____ SUPPLIED INFORMATION

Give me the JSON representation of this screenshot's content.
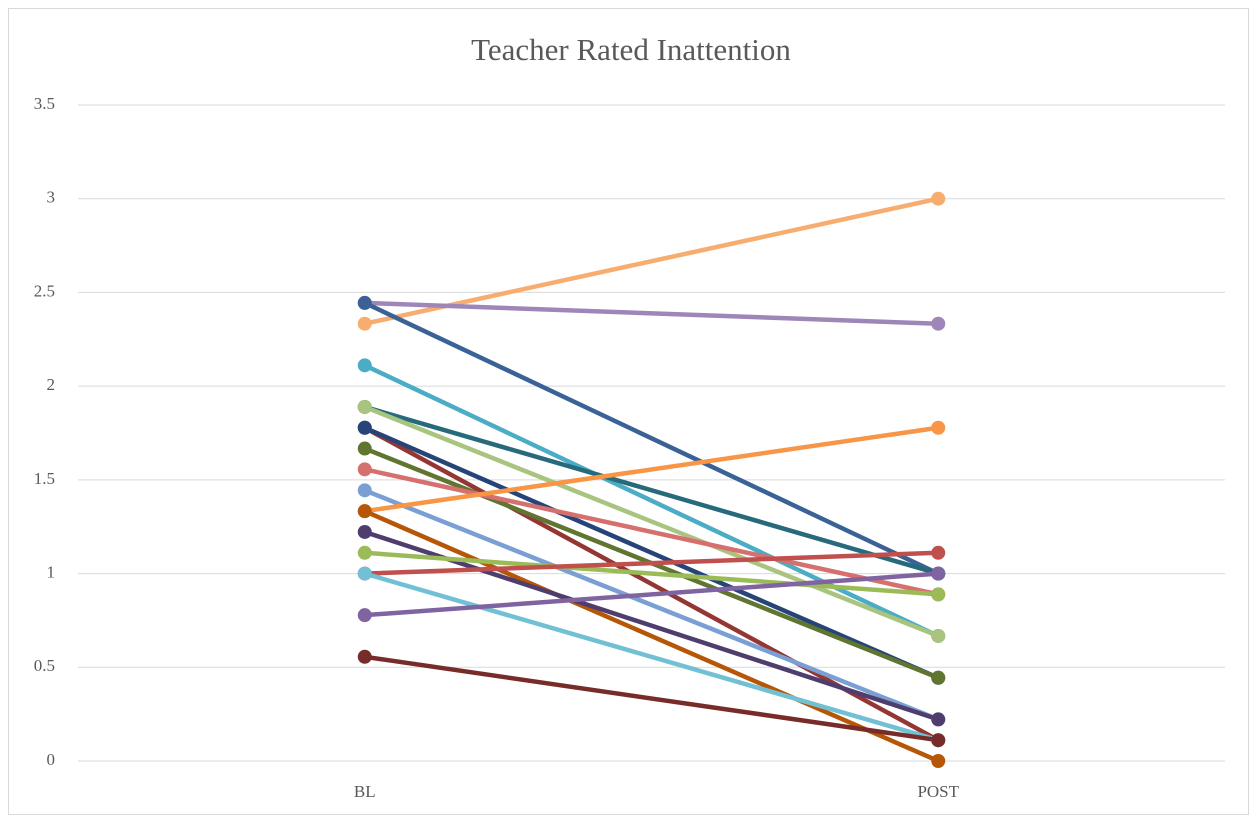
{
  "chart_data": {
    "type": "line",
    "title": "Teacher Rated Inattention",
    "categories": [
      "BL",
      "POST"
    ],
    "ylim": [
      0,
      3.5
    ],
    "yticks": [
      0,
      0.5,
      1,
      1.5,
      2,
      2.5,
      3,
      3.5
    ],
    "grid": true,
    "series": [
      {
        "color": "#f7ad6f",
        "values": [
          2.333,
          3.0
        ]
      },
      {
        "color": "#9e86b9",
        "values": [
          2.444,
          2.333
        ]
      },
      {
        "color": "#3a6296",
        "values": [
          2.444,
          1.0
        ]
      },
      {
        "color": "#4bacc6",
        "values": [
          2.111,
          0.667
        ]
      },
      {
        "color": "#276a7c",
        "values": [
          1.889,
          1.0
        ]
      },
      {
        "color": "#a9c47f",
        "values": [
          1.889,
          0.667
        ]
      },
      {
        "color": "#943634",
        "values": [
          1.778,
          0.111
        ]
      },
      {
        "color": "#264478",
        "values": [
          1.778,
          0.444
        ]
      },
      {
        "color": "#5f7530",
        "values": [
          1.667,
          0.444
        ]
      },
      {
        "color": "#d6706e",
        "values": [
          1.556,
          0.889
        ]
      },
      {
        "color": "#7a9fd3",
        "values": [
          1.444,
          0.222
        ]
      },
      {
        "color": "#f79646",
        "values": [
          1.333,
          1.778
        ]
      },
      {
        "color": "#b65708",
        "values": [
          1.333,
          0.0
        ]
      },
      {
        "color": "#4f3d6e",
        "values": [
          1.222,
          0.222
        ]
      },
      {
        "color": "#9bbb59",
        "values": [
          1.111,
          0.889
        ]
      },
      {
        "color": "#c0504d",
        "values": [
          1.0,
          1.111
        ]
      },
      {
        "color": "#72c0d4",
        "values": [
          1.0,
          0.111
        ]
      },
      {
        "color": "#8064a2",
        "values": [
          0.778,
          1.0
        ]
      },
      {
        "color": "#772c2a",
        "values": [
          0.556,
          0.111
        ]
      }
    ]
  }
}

________

OBJECTIVE: All the material shown above is to be copied exactly, with no pictures carried over.

RIGHT ANSWER:
Give me the JSON representation of this screenshot's content.
{
  "chart_data": {
    "type": "line",
    "title": "Teacher Rated Inattention",
    "categories": [
      "BL",
      "POST"
    ],
    "ylim": [
      0,
      3.5
    ],
    "yticks": [
      0,
      0.5,
      1,
      1.5,
      2,
      2.5,
      3,
      3.5
    ],
    "grid": true,
    "series": [
      {
        "color": "#f7ad6f",
        "values": [
          2.333,
          3.0
        ]
      },
      {
        "color": "#9e86b9",
        "values": [
          2.444,
          2.333
        ]
      },
      {
        "color": "#3a6296",
        "values": [
          2.444,
          1.0
        ]
      },
      {
        "color": "#4bacc6",
        "values": [
          2.111,
          0.667
        ]
      },
      {
        "color": "#276a7c",
        "values": [
          1.889,
          1.0
        ]
      },
      {
        "color": "#a9c47f",
        "values": [
          1.889,
          0.667
        ]
      },
      {
        "color": "#943634",
        "values": [
          1.778,
          0.111
        ]
      },
      {
        "color": "#264478",
        "values": [
          1.778,
          0.444
        ]
      },
      {
        "color": "#5f7530",
        "values": [
          1.667,
          0.444
        ]
      },
      {
        "color": "#d6706e",
        "values": [
          1.556,
          0.889
        ]
      },
      {
        "color": "#7a9fd3",
        "values": [
          1.444,
          0.222
        ]
      },
      {
        "color": "#f79646",
        "values": [
          1.333,
          1.778
        ]
      },
      {
        "color": "#b65708",
        "values": [
          1.333,
          0.0
        ]
      },
      {
        "color": "#4f3d6e",
        "values": [
          1.222,
          0.222
        ]
      },
      {
        "color": "#9bbb59",
        "values": [
          1.111,
          0.889
        ]
      },
      {
        "color": "#c0504d",
        "values": [
          1.0,
          1.111
        ]
      },
      {
        "color": "#72c0d4",
        "values": [
          1.0,
          0.111
        ]
      },
      {
        "color": "#8064a2",
        "values": [
          0.778,
          1.0
        ]
      },
      {
        "color": "#772c2a",
        "values": [
          0.556,
          0.111
        ]
      }
    ]
  }
}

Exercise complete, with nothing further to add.